>> begin SOURCE DATA
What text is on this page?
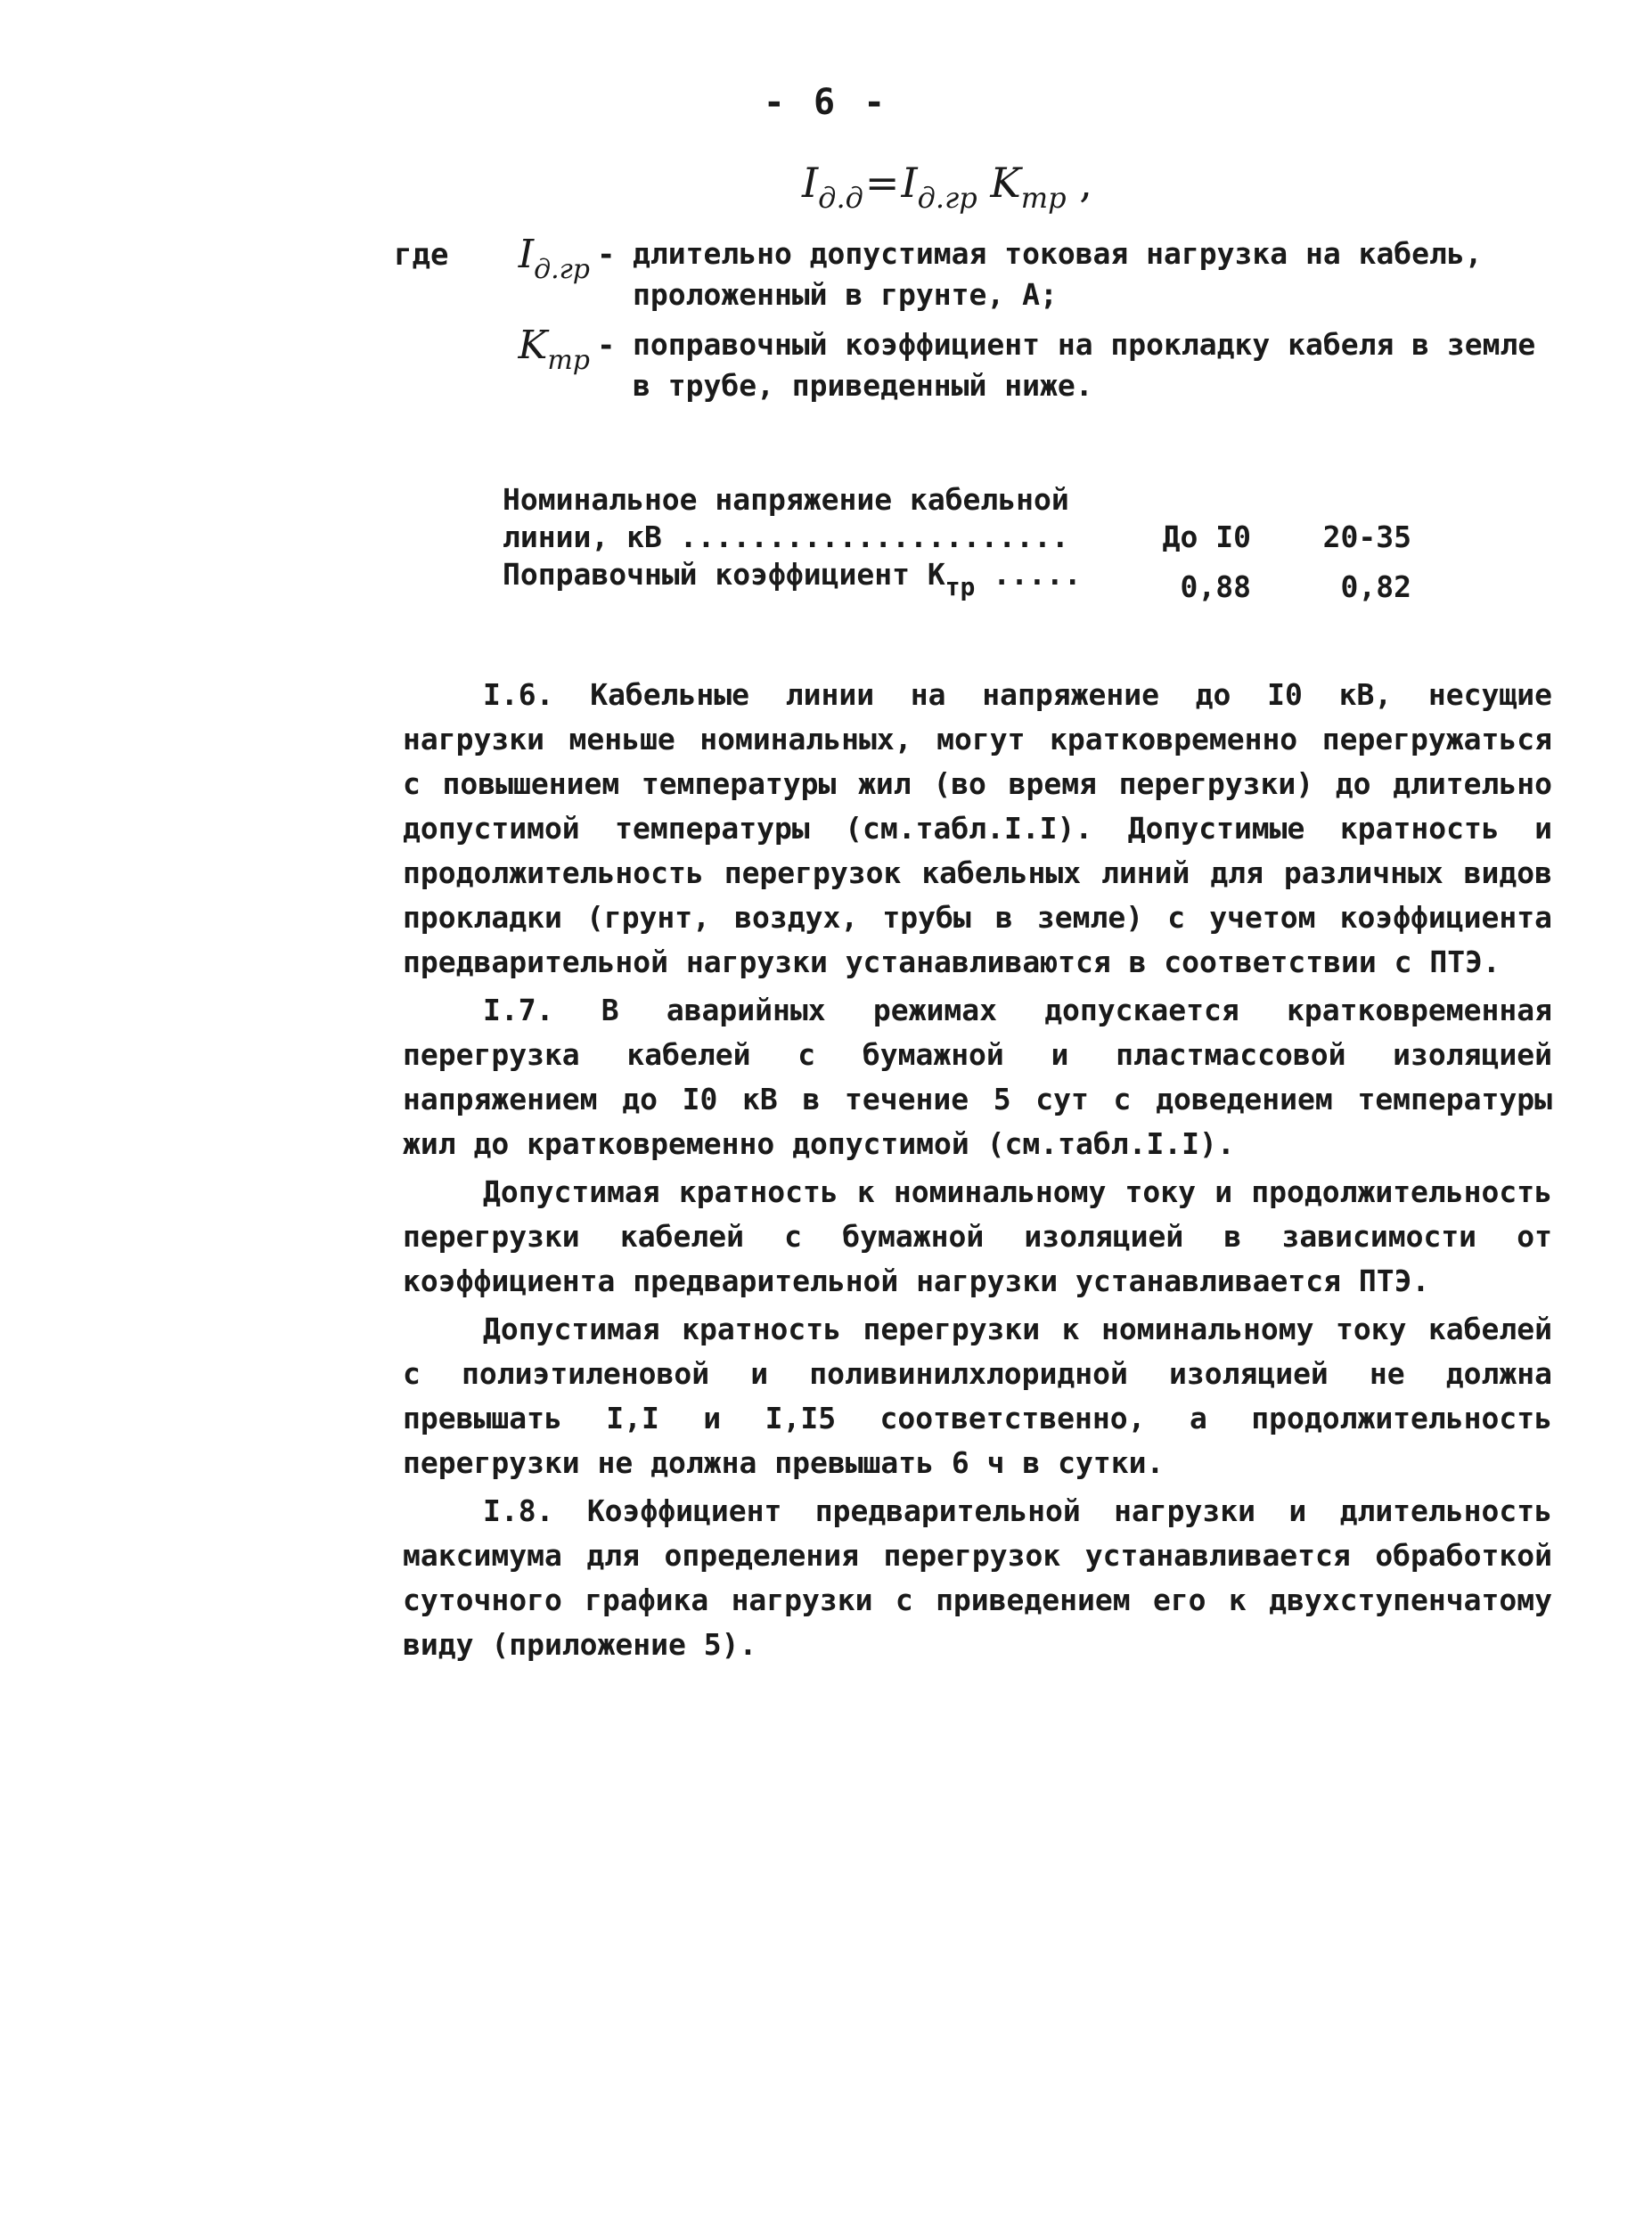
- 6 -
$I_{д.д}=I_{д.гр}$ $K_{тр}$ ,
где	$I_{д.гр}$ - длительно допустимая токовая нагрузка на кабель, проложенный в грунте, А;
$K_{тр}$ - поправочный коэффициент на прокладку кабеля в земле в трубе, приведенный ниже.
Номинальное напряжение кабельной
линии, кВ ......................	До I0	20-35
Поправочный коэффициент $К_{тр}$ .....	0,88	0,82

I.6. Кабельные линии на напряжение до I0 кВ, несущие нагрузки меньше номинальных, могут кратковременно перегружаться с повышением температуры жил (во время перегрузки) до длительно допустимой температуры (см.табл.I.I). Допустимые кратность и продолжительность перегрузок кабельных линий для различных видов прокладки (грунт, воздух, трубы в земле) с учетом коэффициента предварительной нагрузки устанавливаются в соответствии с ПТЭ.

I.7. В аварийных режимах допускается кратковременная перегрузка кабелей с бумажной и пластмассовой изоляцией напряжением до I0 кВ в течение 5 сут с доведением температуры жил до кратковременно допустимой (см.табл.I.I).

Допустимая кратность к номинальному току и продолжительность перегрузки кабелей с бумажной изоляцией в зависимости от коэффициента предварительной нагрузки устанавливается ПТЭ.

Допустимая кратность перегрузки к номинальному току кабелей с полиэтиленовой и поливинилхлоридной изоляцией не должна превышать I,I и I,I5 соответственно, а продолжительность перегрузки не должна превышать 6 ч в сутки.

I.8. Коэффициент предварительной нагрузки и длительность максимума для определения перегрузок устанавливается обработкой суточного графика нагрузки с приведением его к двухступенчатому виду (приложение 5).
>> end SOURCE DATA
JOB:
Keep the pictures out of the copy and return the rest of the data above exactly.

EXPECTED ANSWER:
What text is on this page?
- 6 -
$I_{д.д}=I_{д.гр}$ $K_{тр}$ ,
где	$I_{д.гр}$ - длительно допустимая токовая нагрузка на кабель, проложенный в грунте, А;
$K_{тр}$ - поправочный коэффициент на прокладку кабеля в земле в трубе, приведенный ниже.
Номинальное напряжение кабельной
линии, кВ ......................	До I0	20-35
Поправочный коэффициент $К_{тр}$ .....	0,88	0,82

I.6. Кабельные линии на напряжение до I0 кВ, несущие нагрузки меньше номинальных, могут кратковременно перегружаться с повышением температуры жил (во время перегрузки) до длительно допустимой температуры (см.табл.I.I). Допустимые кратность и продолжительность перегрузок кабельных линий для различных видов прокладки (грунт, воздух, трубы в земле) с учетом коэффициента предварительной нагрузки устанавливаются в соответствии с ПТЭ.

I.7. В аварийных режимах допускается кратковременная перегрузка кабелей с бумажной и пластмассовой изоляцией напряжением до I0 кВ в течение 5 сут с доведением температуры жил до кратковременно допустимой (см.табл.I.I).

Допустимая кратность к номинальному току и продолжительность перегрузки кабелей с бумажной изоляцией в зависимости от коэффициента предварительной нагрузки устанавливается ПТЭ.

Допустимая кратность перегрузки к номинальному току кабелей с полиэтиленовой и поливинилхлоридной изоляцией не должна превышать I,I и I,I5 соответственно, а продолжительность перегрузки не должна превышать 6 ч в сутки.

I.8. Коэффициент предварительной нагрузки и длительность максимума для определения перегрузок устанавливается обработкой суточного графика нагрузки с приведением его к двухступенчатому виду (приложение 5).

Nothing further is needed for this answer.